### Aim
Print the listing that follows, character for character.

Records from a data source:
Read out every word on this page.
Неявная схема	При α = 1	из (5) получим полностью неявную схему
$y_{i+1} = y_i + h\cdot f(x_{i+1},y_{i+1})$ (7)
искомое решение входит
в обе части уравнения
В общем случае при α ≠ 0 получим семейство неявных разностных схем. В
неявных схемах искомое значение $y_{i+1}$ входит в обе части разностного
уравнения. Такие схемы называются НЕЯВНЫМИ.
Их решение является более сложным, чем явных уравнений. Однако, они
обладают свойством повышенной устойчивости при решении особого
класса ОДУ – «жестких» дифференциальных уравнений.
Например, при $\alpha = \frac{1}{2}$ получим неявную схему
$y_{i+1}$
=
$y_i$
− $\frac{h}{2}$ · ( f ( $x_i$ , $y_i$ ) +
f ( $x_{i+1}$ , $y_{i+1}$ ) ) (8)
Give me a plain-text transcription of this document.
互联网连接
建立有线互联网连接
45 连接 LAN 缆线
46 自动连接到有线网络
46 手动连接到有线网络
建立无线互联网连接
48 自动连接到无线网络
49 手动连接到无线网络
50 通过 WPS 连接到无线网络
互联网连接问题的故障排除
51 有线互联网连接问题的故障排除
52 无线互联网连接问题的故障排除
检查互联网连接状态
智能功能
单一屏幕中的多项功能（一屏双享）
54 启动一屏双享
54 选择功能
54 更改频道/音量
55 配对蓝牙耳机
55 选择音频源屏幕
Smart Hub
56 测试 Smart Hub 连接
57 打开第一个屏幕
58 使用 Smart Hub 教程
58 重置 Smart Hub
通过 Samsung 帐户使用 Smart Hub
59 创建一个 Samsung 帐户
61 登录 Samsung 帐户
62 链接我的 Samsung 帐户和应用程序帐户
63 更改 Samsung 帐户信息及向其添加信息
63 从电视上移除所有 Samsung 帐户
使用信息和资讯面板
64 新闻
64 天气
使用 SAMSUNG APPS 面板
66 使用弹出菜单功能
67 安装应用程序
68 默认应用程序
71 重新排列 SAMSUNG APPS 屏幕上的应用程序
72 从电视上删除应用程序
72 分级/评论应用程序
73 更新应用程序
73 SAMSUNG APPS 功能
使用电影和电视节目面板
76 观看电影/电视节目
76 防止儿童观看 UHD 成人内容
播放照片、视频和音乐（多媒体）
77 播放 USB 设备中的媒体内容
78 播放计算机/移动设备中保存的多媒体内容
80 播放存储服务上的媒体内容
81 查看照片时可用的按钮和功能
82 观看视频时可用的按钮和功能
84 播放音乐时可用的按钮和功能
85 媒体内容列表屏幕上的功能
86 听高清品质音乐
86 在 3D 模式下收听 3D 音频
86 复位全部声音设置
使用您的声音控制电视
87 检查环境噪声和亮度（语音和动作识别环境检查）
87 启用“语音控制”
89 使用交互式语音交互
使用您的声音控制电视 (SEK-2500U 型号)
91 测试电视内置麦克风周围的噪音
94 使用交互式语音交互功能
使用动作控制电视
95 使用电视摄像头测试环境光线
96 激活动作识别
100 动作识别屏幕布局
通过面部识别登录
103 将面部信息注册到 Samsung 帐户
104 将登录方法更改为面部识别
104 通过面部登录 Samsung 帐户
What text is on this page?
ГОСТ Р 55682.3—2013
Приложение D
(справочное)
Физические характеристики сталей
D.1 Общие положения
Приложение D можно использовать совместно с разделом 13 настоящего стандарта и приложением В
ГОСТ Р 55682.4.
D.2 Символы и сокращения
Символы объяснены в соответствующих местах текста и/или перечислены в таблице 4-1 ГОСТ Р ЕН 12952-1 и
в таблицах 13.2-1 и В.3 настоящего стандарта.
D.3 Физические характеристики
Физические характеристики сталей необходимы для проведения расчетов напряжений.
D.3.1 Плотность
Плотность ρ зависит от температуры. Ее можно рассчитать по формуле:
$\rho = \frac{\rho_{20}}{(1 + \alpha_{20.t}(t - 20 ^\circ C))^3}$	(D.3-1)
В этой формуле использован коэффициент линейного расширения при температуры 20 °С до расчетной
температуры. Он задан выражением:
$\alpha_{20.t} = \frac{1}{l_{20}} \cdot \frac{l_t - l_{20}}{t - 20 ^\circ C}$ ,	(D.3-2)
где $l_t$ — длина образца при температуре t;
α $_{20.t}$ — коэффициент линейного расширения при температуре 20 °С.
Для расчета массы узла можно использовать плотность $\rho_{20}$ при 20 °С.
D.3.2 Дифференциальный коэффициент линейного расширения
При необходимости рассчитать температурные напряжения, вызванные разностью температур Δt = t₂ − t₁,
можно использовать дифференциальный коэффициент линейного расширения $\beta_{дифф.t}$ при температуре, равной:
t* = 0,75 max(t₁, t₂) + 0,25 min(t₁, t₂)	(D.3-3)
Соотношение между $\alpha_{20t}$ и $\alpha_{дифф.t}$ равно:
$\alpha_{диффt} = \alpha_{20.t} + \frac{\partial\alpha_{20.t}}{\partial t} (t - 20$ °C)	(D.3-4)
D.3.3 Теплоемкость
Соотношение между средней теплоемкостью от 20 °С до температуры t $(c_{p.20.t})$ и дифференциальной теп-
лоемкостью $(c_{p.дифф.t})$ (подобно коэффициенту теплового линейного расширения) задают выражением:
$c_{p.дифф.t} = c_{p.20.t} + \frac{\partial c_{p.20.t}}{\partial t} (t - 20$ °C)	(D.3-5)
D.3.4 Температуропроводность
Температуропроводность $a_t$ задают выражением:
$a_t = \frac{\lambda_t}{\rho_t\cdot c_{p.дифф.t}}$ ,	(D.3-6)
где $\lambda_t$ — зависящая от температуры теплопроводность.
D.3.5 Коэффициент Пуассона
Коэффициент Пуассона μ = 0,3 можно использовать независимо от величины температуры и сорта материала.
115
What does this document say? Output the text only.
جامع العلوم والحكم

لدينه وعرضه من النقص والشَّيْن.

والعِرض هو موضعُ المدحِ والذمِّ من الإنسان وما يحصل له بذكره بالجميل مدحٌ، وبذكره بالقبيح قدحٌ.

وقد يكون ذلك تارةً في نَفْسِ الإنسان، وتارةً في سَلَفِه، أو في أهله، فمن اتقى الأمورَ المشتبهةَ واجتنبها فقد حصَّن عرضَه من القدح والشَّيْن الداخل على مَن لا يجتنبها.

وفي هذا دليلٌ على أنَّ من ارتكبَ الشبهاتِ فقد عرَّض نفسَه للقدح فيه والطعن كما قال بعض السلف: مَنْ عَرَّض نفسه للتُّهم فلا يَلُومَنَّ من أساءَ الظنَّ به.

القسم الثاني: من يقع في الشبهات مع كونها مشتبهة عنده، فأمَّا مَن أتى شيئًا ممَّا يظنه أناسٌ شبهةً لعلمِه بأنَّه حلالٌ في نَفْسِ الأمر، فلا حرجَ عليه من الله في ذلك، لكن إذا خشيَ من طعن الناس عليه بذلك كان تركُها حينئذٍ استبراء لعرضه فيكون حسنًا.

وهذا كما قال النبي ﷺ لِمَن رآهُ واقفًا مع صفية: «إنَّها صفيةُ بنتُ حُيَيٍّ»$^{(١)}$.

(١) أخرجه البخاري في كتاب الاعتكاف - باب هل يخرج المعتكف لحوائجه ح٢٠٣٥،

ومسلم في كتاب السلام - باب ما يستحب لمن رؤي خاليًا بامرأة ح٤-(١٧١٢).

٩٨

### Task response
Read out every word on this page.
Неявная схема	При α = 1	из (5) получим полностью неявную схему
$y_{i+1} = y_i + h\cdot f(x_{i+1},y_{i+1})$ (7)
искомое решение входит
в обе части уравнения
В общем случае при α ≠ 0 получим семейство неявных разностных схем. В
неявных схемах искомое значение $y_{i+1}$ входит в обе части разностного
уравнения. Такие схемы называются НЕЯВНЫМИ.
Их решение является более сложным, чем явных уравнений. Однако, они
обладают свойством повышенной устойчивости при решении особого
класса ОДУ – «жестких» дифференциальных уравнений.
Например, при $\alpha = \frac{1}{2}$ получим неявную схему
$y_{i+1}$
=
$y_i$
− $\frac{h}{2}$ · ( f ( $x_i$ , $y_i$ ) +
f ( $x_{i+1}$ , $y_{i+1}$ ) ) (8)
Give me a plain-text transcription of this document.
互联网连接
建立有线互联网连接
45 连接 LAN 缆线
46 自动连接到有线网络
46 手动连接到有线网络
建立无线互联网连接
48 自动连接到无线网络
49 手动连接到无线网络
50 通过 WPS 连接到无线网络
互联网连接问题的故障排除
51 有线互联网连接问题的故障排除
52 无线互联网连接问题的故障排除
检查互联网连接状态
智能功能
单一屏幕中的多项功能（一屏双享）
54 启动一屏双享
54 选择功能
54 更改频道/音量
55 配对蓝牙耳机
55 选择音频源屏幕
Smart Hub
56 测试 Smart Hub 连接
57 打开第一个屏幕
58 使用 Smart Hub 教程
58 重置 Smart Hub
通过 Samsung 帐户使用 Smart Hub
59 创建一个 Samsung 帐户
61 登录 Samsung 帐户
62 链接我的 Samsung 帐户和应用程序帐户
63 更改 Samsung 帐户信息及向其添加信息
63 从电视上移除所有 Samsung 帐户
使用信息和资讯面板
64 新闻
64 天气
使用 SAMSUNG APPS 面板
66 使用弹出菜单功能
67 安装应用程序
68 默认应用程序
71 重新排列 SAMSUNG APPS 屏幕上的应用程序
72 从电视上删除应用程序
72 分级/评论应用程序
73 更新应用程序
73 SAMSUNG APPS 功能
使用电影和电视节目面板
76 观看电影/电视节目
76 防止儿童观看 UHD 成人内容
播放照片、视频和音乐（多媒体）
77 播放 USB 设备中的媒体内容
78 播放计算机/移动设备中保存的多媒体内容
80 播放存储服务上的媒体内容
81 查看照片时可用的按钮和功能
82 观看视频时可用的按钮和功能
84 播放音乐时可用的按钮和功能
85 媒体内容列表屏幕上的功能
86 听高清品质音乐
86 在 3D 模式下收听 3D 音频
86 复位全部声音设置
使用您的声音控制电视
87 检查环境噪声和亮度（语音和动作识别环境检查）
87 启用“语音控制”
89 使用交互式语音交互
使用您的声音控制电视 (SEK-2500U 型号)
91 测试电视内置麦克风周围的噪音
94 使用交互式语音交互功能
使用动作控制电视
95 使用电视摄像头测试环境光线
96 激活动作识别
100 动作识别屏幕布局
通过面部识别登录
103 将面部信息注册到 Samsung 帐户
104 将登录方法更改为面部识别
104 通过面部登录 Samsung 帐户
What text is on this page?
ГОСТ Р 55682.3—2013
Приложение D
(справочное)
Физические характеристики сталей
D.1 Общие положения
Приложение D можно использовать совместно с разделом 13 настоящего стандарта и приложением В
ГОСТ Р 55682.4.
D.2 Символы и сокращения
Символы объяснены в соответствующих местах текста и/или перечислены в таблице 4-1 ГОСТ Р ЕН 12952-1 и
в таблицах 13.2-1 и В.3 настоящего стандарта.
D.3 Физические характеристики
Физические характеристики сталей необходимы для проведения расчетов напряжений.
D.3.1 Плотность
Плотность ρ зависит от температуры. Ее можно рассчитать по формуле:
$\rho = \frac{\rho_{20}}{(1 + \alpha_{20.t}(t - 20 ^\circ C))^3}$	(D.3-1)
В этой формуле использован коэффициент линейного расширения при температуры 20 °С до расчетной
температуры. Он задан выражением:
$\alpha_{20.t} = \frac{1}{l_{20}} \cdot \frac{l_t - l_{20}}{t - 20 ^\circ C}$ ,	(D.3-2)
где $l_t$ — длина образца при температуре t;
α $_{20.t}$ — коэффициент линейного расширения при температуре 20 °С.
Для расчета массы узла можно использовать плотность $\rho_{20}$ при 20 °С.
D.3.2 Дифференциальный коэффициент линейного расширения
При необходимости рассчитать температурные напряжения, вызванные разностью температур Δt = t₂ − t₁,
можно использовать дифференциальный коэффициент линейного расширения $\beta_{дифф.t}$ при температуре, равной:
t* = 0,75 max(t₁, t₂) + 0,25 min(t₁, t₂)	(D.3-3)
Соотношение между $\alpha_{20t}$ и $\alpha_{дифф.t}$ равно:
$\alpha_{диффt} = \alpha_{20.t} + \frac{\partial\alpha_{20.t}}{\partial t} (t - 20$ °C)	(D.3-4)
D.3.3 Теплоемкость
Соотношение между средней теплоемкостью от 20 °С до температуры t $(c_{p.20.t})$ и дифференциальной теп-
лоемкостью $(c_{p.дифф.t})$ (подобно коэффициенту теплового линейного расширения) задают выражением:
$c_{p.дифф.t} = c_{p.20.t} + \frac{\partial c_{p.20.t}}{\partial t} (t - 20$ °C)	(D.3-5)
D.3.4 Температуропроводность
Температуропроводность $a_t$ задают выражением:
$a_t = \frac{\lambda_t}{\rho_t\cdot c_{p.дифф.t}}$ ,	(D.3-6)
где $\lambda_t$ — зависящая от температуры теплопроводность.
D.3.5 Коэффициент Пуассона
Коэффициент Пуассона μ = 0,3 можно использовать независимо от величины температуры и сорта материала.
115
What does this document say? Output the text only.
جامع العلوم والحكم

لدينه وعرضه من النقص والشَّيْن.

والعِرض هو موضعُ المدحِ والذمِّ من الإنسان وما يحصل له بذكره بالجميل مدحٌ، وبذكره بالقبيح قدحٌ.

وقد يكون ذلك تارةً في نَفْسِ الإنسان، وتارةً في سَلَفِه، أو في أهله، فمن اتقى الأمورَ المشتبهةَ واجتنبها فقد حصَّن عرضَه من القدح والشَّيْن الداخل على مَن لا يجتنبها.

وفي هذا دليلٌ على أنَّ من ارتكبَ الشبهاتِ فقد عرَّض نفسَه للقدح فيه والطعن كما قال بعض السلف: مَنْ عَرَّض نفسه للتُّهم فلا يَلُومَنَّ من أساءَ الظنَّ به.

القسم الثاني: من يقع في الشبهات مع كونها مشتبهة عنده، فأمَّا مَن أتى شيئًا ممَّا يظنه أناسٌ شبهةً لعلمِه بأنَّه حلالٌ في نَفْسِ الأمر، فلا حرجَ عليه من الله في ذلك، لكن إذا خشيَ من طعن الناس عليه بذلك كان تركُها حينئذٍ استبراء لعرضه فيكون حسنًا.

وهذا كما قال النبي ﷺ لِمَن رآهُ واقفًا مع صفية: «إنَّها صفيةُ بنتُ حُيَيٍّ»$^{(١)}$.

(١) أخرجه البخاري في كتاب الاعتكاف - باب هل يخرج المعتكف لحوائجه ح٢٠٣٥،

ومسلم في كتاب السلام - باب ما يستحب لمن رؤي خاليًا بامرأة ح٤-(١٧١٢).

٩٨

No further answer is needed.